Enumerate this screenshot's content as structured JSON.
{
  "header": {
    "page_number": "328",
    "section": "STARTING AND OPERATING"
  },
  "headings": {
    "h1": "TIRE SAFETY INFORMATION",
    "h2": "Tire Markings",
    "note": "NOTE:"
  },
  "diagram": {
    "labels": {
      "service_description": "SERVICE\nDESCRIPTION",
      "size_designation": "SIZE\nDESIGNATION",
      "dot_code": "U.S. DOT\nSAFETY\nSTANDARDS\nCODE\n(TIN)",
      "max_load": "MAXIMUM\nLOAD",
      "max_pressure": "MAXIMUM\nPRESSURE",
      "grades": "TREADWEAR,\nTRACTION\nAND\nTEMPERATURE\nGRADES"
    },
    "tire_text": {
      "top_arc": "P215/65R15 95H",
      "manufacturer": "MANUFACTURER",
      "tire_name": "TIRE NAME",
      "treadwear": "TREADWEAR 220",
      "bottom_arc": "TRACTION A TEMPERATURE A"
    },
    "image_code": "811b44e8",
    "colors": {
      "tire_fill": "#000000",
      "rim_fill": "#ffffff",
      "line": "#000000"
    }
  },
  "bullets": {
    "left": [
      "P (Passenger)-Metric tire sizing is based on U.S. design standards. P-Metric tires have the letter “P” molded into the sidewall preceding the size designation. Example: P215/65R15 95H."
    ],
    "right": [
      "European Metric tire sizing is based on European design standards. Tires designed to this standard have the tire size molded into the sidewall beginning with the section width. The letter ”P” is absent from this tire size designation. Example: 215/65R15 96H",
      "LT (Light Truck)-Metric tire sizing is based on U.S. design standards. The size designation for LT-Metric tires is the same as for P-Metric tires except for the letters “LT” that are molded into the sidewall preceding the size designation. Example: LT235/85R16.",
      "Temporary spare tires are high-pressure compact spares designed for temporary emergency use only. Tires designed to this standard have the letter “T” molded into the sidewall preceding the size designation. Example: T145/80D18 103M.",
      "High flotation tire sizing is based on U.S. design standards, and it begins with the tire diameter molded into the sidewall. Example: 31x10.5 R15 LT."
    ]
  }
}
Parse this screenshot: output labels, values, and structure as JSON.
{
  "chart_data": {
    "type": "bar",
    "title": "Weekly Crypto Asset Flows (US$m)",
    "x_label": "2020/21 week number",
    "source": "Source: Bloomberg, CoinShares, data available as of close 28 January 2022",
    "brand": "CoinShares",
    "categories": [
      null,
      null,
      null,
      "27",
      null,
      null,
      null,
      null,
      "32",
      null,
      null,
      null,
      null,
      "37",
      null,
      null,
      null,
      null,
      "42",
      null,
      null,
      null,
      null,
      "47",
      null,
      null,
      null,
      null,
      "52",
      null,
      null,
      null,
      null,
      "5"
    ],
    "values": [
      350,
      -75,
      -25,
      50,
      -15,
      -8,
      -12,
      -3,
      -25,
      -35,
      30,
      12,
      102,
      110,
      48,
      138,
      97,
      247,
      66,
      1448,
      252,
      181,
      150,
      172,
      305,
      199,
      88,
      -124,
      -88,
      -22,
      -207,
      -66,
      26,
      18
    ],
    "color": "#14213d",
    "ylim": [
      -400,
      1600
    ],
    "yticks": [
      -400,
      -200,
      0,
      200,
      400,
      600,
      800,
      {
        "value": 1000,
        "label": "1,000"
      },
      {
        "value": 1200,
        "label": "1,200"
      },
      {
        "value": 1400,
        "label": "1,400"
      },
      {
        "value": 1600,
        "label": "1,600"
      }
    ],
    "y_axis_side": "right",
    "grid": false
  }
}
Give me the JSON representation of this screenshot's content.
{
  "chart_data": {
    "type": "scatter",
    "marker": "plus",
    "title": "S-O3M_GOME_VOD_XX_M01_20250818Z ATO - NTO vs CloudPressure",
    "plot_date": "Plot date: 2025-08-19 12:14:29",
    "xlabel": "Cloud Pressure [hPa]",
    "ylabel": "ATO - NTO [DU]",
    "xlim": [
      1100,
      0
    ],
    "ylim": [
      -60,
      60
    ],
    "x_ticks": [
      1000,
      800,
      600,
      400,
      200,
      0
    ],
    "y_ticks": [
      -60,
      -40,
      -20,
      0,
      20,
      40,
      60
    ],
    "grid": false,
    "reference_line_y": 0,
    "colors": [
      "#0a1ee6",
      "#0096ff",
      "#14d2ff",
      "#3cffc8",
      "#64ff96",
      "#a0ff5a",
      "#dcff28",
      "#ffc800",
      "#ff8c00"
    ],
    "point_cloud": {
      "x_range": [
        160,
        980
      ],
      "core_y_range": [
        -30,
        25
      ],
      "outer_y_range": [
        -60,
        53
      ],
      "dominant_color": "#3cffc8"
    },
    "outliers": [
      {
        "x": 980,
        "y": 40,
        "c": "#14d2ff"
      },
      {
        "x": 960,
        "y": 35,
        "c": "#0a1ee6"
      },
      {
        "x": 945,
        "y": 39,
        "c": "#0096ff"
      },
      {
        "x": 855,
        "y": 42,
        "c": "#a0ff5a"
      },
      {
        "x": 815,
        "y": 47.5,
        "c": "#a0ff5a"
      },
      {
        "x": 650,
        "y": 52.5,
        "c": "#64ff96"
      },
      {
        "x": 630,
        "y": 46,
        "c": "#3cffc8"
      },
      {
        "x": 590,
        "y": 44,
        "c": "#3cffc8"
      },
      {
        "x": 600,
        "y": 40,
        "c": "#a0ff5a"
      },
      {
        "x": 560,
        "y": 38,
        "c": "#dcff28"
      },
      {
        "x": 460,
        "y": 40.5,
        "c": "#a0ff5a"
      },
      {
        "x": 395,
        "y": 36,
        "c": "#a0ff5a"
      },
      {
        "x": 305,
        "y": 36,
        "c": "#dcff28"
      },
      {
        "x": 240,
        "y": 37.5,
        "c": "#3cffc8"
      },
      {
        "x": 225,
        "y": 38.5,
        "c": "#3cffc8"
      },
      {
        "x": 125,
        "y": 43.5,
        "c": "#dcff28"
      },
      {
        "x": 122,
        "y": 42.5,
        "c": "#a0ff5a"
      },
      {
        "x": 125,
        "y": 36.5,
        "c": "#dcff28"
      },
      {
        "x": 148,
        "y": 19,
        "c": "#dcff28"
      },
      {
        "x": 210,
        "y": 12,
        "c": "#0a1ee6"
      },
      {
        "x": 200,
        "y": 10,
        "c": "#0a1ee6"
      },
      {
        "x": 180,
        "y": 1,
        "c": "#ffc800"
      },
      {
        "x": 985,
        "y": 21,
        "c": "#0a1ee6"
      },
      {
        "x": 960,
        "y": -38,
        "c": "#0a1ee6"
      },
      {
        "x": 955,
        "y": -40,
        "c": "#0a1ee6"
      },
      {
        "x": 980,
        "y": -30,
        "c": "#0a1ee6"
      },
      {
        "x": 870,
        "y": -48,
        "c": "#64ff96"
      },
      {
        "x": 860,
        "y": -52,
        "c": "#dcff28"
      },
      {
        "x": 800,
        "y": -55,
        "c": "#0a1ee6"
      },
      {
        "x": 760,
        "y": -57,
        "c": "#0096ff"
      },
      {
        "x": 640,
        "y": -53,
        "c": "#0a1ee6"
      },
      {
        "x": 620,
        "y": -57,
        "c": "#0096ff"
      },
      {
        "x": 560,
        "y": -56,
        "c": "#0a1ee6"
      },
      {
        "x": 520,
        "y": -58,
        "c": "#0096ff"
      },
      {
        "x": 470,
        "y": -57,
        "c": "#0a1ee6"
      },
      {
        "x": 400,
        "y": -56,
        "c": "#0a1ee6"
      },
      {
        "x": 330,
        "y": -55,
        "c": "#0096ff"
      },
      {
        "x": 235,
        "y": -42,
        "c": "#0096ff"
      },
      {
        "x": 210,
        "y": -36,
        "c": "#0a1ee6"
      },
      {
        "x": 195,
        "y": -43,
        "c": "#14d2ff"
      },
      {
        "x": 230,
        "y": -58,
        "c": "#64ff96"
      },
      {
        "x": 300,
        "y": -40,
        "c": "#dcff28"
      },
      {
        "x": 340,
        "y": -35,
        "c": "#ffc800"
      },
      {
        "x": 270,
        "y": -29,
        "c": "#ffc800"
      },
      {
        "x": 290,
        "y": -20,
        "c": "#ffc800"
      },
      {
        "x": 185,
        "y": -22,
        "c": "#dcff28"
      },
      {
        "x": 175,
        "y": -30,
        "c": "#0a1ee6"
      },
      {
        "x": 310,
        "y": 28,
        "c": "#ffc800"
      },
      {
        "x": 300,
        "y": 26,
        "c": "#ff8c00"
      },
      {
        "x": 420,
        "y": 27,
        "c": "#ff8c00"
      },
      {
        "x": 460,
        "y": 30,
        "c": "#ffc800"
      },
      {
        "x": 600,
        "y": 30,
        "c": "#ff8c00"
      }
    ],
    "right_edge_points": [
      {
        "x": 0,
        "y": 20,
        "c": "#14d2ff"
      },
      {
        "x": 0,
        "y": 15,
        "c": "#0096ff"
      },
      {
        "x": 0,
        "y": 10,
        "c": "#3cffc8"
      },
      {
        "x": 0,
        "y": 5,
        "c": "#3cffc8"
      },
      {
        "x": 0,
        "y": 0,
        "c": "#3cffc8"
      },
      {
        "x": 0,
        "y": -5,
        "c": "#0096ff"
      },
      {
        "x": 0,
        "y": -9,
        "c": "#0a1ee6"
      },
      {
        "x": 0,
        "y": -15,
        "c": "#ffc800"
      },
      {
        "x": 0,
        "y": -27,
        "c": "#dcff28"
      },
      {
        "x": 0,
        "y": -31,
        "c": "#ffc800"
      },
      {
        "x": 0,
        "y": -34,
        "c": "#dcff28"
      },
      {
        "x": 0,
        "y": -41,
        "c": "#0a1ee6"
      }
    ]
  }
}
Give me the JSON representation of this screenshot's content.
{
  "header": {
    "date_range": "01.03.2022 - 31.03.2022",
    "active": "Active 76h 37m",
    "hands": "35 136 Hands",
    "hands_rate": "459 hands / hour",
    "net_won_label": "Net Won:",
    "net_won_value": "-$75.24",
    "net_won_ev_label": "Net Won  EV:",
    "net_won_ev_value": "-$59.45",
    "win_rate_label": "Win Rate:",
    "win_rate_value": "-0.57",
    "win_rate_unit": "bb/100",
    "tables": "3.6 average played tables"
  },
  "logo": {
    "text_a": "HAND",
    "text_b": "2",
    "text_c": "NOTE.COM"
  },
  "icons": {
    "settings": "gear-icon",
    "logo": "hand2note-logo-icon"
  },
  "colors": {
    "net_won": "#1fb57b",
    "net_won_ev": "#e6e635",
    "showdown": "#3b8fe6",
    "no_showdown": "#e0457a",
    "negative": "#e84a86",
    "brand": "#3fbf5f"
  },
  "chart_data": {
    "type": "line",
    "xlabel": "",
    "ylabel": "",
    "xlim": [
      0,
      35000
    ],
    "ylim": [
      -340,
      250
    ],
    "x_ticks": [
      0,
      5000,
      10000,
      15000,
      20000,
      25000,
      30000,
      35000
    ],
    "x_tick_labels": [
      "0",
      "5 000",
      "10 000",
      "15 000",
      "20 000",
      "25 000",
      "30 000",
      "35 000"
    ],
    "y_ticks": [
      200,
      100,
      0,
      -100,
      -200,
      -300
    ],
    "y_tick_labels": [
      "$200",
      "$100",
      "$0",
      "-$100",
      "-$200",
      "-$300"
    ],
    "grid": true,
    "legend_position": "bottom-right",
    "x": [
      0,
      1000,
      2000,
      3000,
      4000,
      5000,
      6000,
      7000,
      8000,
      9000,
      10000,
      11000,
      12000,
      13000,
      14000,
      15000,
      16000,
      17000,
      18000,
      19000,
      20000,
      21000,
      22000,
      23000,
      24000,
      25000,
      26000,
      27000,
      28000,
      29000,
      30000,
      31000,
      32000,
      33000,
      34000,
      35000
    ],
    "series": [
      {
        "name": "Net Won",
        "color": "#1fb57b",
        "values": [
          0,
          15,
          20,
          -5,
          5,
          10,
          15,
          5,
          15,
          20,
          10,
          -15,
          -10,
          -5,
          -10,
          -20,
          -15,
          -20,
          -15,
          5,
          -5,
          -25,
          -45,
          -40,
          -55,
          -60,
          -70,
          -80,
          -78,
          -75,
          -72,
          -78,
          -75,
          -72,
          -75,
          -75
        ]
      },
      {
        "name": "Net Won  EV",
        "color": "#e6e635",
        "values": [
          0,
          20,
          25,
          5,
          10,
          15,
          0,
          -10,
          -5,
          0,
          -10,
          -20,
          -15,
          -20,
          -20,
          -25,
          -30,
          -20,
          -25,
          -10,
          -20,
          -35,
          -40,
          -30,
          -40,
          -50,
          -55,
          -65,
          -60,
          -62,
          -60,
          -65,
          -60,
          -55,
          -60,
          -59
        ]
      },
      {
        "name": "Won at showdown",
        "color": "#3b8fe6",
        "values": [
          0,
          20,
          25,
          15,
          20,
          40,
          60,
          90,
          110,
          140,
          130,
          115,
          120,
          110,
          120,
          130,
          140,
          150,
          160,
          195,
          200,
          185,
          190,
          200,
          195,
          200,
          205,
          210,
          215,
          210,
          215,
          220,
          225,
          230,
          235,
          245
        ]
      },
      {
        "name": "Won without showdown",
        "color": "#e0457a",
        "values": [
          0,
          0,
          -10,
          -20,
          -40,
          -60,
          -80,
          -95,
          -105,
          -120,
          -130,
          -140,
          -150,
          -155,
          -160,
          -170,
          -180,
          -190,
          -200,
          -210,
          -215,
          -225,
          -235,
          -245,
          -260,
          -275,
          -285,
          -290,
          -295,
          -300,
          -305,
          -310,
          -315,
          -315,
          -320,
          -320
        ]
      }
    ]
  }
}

▶ **Work to be completed**: All lines that include "based" are to be gathered and copied.

▶ **Response to this exercise**:
      "P (Passenger)-Metric tire sizing is based on U.S. design standards. P-Metric tires have the letter “P” molded into the sidewall preceding the size designation. Example: P215/65R15 95H."
      "European Metric tire sizing is based on European design standards. Tires designed to this standard have the tire size molded into the sidewall beginning with the section width. The letter ”P” is absent from this tire size designation. Example: 215/65R15 96H",
      "LT (Light Truck)-Metric tire sizing is based on U.S. design standards. The size designation for LT-Metric tires is the same as for P-Metric tires except for the letters “LT” that are molded into the sidewall preceding the size designation. Example: LT235/85R16.",
      "High flotation tire sizing is based on U.S. design standards, and it begins with the tire diameter molded into the sidewall. Example: 31x10.5 R15 LT."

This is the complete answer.